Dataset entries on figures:
— BEGIN —

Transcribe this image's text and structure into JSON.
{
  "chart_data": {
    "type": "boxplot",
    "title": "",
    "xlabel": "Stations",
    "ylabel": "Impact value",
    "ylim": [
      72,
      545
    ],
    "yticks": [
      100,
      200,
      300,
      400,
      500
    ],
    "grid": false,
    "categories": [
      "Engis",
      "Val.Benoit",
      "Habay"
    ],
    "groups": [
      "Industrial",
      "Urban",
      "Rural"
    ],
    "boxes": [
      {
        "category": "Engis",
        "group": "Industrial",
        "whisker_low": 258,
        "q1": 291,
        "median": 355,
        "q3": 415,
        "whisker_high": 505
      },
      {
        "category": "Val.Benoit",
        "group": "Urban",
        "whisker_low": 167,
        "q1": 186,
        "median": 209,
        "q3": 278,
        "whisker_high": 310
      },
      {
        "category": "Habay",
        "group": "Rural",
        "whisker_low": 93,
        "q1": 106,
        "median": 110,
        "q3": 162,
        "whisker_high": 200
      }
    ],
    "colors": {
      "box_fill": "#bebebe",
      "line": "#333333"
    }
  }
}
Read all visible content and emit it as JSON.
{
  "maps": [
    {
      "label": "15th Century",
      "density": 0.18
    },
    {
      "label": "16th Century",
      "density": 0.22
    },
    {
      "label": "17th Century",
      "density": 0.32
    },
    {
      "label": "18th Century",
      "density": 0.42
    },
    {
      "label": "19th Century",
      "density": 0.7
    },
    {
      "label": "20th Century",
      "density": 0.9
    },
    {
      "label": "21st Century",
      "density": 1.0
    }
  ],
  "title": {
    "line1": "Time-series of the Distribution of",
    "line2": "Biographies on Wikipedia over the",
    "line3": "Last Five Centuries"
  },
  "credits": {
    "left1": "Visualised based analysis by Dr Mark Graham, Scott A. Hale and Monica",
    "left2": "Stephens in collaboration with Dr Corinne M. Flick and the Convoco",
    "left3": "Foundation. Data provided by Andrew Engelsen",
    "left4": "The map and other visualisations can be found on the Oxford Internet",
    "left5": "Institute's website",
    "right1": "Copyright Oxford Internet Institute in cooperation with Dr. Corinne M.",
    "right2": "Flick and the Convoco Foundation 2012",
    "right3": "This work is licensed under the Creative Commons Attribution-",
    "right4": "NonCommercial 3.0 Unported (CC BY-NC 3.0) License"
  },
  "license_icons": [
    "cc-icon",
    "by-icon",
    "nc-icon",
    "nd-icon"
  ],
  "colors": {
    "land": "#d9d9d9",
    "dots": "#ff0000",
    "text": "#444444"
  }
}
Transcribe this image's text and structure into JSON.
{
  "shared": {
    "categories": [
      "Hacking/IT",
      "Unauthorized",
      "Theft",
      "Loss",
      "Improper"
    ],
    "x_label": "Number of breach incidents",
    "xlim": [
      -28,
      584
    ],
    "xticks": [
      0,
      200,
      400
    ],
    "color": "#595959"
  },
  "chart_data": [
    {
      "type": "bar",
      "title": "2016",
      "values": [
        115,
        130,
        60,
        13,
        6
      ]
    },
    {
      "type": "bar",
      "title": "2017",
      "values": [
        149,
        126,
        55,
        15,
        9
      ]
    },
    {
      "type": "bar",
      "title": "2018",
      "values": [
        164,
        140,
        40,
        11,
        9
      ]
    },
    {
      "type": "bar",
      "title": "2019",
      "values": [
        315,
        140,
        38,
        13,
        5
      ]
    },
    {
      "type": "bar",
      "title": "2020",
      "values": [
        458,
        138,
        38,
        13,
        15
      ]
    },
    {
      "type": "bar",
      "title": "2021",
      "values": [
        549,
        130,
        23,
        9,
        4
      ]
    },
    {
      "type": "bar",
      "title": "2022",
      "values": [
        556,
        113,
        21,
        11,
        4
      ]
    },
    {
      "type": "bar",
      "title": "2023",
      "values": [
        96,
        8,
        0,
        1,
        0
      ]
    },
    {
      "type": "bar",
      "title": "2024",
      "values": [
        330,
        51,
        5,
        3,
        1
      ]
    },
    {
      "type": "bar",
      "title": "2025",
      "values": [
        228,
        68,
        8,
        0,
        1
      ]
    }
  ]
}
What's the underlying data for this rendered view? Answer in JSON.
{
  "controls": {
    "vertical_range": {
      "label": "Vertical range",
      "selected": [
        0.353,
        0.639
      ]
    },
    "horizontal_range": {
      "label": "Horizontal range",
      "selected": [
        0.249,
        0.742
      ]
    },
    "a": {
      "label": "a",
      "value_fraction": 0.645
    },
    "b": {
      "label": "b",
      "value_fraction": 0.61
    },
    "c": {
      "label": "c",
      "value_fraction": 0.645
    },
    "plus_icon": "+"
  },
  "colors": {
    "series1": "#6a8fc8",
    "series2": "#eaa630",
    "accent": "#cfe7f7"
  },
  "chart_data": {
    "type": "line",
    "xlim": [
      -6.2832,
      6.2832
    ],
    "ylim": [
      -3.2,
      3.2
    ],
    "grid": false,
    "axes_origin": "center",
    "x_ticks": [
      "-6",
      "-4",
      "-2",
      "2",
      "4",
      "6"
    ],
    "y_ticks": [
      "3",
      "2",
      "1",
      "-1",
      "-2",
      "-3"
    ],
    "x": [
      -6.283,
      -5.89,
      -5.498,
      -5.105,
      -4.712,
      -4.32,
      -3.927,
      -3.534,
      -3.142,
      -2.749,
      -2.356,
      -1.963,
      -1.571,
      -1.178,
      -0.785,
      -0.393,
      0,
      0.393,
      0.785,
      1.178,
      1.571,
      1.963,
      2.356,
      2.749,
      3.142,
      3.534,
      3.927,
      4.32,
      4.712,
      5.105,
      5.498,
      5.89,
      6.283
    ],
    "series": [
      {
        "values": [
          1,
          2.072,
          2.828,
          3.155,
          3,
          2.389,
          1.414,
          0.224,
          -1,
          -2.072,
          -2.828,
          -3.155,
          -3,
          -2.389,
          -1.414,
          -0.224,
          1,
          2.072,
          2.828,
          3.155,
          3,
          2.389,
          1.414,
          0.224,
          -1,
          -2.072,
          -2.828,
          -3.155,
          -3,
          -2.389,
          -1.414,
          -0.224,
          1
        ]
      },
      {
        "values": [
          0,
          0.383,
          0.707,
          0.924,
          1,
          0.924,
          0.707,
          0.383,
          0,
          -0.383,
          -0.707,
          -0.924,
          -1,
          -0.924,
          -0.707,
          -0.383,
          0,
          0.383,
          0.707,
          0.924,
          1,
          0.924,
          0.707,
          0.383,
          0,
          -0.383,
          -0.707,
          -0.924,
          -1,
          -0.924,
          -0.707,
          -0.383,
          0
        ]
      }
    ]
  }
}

— END —

**Exercise aim:** Which lines in the records above contain the string "Foundation"? Copy each one.

**Output:**
    "left3": "Foundation. Data provided by Andrew Engelsen",
    "right2": "Flick and the Convoco Foundation 2012",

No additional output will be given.